■ What to produce
Scan the listing below for the word "Humidity" and state how many lines hold it. Write nothing but the number.

■ Exercise input

——————

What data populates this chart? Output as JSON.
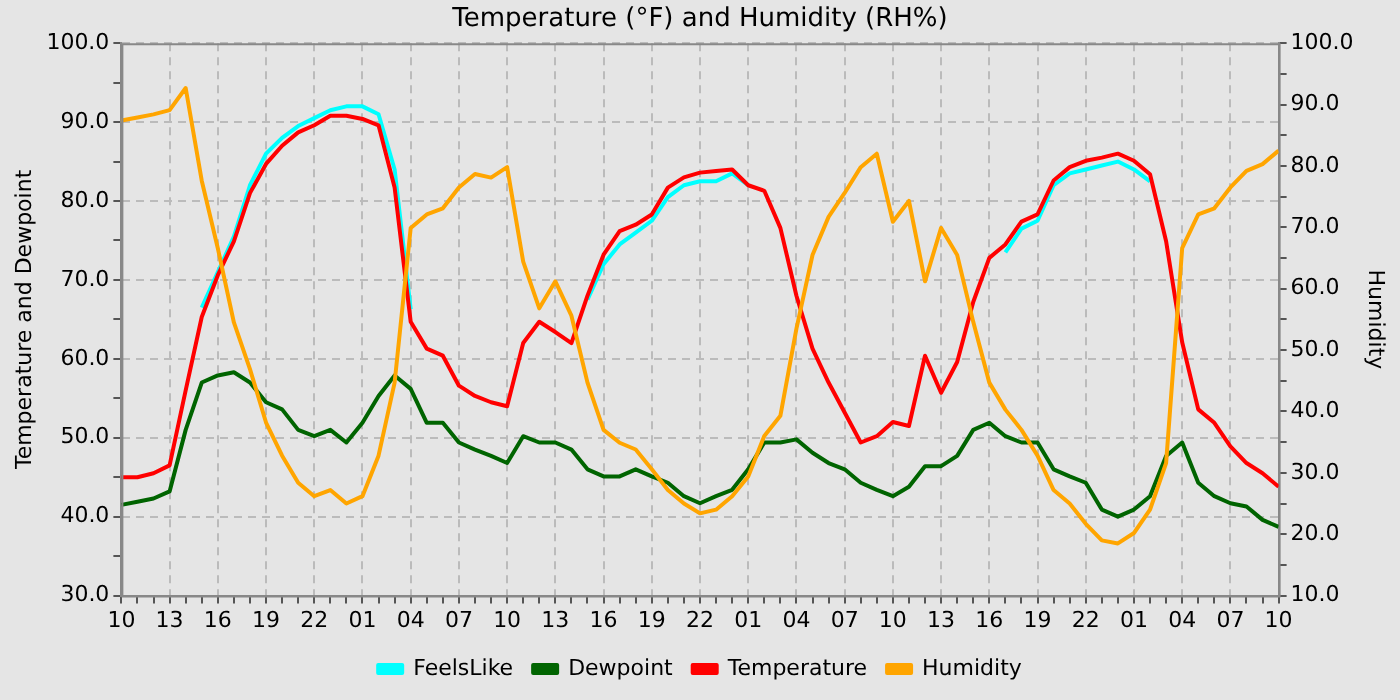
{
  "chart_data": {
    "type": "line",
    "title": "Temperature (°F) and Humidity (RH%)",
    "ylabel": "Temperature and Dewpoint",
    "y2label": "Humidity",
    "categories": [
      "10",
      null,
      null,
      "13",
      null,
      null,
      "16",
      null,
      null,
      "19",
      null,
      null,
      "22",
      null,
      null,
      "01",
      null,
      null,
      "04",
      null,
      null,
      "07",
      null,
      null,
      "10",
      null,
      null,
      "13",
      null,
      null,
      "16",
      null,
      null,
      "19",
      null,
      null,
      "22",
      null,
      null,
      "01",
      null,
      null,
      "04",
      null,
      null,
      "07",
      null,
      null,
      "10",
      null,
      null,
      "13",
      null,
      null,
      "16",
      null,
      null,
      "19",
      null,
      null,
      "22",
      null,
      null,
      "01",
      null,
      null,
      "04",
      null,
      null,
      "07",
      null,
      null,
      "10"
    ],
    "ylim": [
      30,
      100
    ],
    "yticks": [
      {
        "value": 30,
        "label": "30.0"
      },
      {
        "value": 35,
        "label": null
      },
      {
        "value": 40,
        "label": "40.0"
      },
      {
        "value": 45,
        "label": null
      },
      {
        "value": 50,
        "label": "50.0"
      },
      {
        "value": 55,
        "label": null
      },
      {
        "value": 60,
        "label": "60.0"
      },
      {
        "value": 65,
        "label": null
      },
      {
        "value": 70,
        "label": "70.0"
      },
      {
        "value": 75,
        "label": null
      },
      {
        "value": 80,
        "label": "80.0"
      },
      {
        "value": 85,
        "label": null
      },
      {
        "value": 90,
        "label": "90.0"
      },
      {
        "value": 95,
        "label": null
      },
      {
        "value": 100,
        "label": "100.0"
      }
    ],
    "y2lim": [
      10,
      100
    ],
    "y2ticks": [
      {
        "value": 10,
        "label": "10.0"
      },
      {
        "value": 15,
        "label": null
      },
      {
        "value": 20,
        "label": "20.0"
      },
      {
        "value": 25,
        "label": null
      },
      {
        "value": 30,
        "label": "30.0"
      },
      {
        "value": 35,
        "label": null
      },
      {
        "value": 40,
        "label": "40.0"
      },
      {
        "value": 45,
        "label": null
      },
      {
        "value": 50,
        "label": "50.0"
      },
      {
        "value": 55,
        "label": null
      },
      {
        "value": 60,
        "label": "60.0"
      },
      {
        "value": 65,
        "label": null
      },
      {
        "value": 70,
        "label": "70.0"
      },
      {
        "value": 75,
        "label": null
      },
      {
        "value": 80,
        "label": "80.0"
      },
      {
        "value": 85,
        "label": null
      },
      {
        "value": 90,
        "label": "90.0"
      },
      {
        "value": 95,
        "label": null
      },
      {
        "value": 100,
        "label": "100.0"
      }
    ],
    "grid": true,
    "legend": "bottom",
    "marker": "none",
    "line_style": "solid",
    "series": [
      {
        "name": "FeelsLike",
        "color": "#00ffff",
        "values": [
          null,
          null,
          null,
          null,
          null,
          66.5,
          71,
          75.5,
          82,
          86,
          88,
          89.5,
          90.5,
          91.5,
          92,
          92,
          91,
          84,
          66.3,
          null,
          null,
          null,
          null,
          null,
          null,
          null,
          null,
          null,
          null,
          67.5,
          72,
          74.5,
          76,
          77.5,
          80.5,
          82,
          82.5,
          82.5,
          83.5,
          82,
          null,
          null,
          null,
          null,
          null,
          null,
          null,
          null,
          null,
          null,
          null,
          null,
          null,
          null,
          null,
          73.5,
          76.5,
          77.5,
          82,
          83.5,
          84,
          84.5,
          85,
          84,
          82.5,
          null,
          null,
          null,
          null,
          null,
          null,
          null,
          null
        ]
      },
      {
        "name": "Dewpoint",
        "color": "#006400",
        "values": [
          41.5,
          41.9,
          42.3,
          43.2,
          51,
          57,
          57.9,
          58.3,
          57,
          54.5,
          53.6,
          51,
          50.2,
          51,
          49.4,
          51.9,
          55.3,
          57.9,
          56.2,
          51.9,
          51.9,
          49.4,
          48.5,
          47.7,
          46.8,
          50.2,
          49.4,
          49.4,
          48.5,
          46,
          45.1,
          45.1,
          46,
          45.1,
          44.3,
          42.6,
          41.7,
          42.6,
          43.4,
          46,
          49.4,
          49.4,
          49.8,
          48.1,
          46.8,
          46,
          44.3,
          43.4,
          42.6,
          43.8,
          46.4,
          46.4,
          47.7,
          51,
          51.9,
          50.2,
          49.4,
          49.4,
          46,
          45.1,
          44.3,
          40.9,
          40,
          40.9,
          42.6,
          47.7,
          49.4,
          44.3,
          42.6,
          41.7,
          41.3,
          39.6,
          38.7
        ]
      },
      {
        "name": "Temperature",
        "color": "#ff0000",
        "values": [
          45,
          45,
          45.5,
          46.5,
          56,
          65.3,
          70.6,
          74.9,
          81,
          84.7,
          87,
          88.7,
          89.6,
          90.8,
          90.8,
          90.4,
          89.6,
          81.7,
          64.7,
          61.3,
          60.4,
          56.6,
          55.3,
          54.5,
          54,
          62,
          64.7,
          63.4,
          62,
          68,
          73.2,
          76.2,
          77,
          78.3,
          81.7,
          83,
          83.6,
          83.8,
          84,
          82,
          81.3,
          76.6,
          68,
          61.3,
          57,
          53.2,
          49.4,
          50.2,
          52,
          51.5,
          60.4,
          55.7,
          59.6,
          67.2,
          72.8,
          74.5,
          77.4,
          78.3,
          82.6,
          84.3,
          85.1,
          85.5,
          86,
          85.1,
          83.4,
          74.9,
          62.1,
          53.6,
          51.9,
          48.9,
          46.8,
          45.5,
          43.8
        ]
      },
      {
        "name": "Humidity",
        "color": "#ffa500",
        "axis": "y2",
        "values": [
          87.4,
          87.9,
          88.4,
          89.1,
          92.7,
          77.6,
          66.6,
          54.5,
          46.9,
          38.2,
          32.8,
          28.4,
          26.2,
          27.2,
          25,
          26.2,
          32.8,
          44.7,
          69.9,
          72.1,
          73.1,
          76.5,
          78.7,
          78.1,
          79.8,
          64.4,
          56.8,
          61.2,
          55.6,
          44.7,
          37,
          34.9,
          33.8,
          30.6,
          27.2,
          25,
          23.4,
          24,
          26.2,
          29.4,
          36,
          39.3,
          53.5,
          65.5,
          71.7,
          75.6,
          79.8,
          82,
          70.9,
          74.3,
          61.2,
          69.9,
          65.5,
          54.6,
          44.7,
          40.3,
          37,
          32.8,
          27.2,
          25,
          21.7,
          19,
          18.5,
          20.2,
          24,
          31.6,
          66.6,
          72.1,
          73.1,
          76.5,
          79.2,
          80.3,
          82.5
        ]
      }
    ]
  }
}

——————

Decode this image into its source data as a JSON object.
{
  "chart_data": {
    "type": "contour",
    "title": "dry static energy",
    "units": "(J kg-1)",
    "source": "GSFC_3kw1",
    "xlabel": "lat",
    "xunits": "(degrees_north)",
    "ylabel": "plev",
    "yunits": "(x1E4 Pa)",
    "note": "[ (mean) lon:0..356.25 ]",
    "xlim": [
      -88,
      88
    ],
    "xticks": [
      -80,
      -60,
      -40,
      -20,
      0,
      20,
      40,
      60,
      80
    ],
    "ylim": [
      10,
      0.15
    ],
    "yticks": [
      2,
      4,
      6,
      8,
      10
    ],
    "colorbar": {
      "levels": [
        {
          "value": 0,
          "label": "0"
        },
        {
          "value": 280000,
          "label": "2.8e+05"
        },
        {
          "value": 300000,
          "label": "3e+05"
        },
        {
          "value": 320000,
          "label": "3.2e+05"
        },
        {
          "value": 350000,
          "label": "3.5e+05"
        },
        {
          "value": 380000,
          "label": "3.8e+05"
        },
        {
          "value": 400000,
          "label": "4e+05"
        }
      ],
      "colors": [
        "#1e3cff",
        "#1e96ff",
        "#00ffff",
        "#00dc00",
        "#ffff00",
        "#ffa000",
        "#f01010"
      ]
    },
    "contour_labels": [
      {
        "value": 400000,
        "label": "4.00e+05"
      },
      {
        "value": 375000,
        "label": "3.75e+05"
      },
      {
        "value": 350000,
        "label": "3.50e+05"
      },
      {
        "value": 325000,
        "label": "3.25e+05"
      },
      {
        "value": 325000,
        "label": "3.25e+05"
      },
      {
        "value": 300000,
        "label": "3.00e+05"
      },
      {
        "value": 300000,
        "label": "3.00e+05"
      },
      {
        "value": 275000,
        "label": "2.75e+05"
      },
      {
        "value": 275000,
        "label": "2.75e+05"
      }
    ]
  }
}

——————

■ Expected answer
3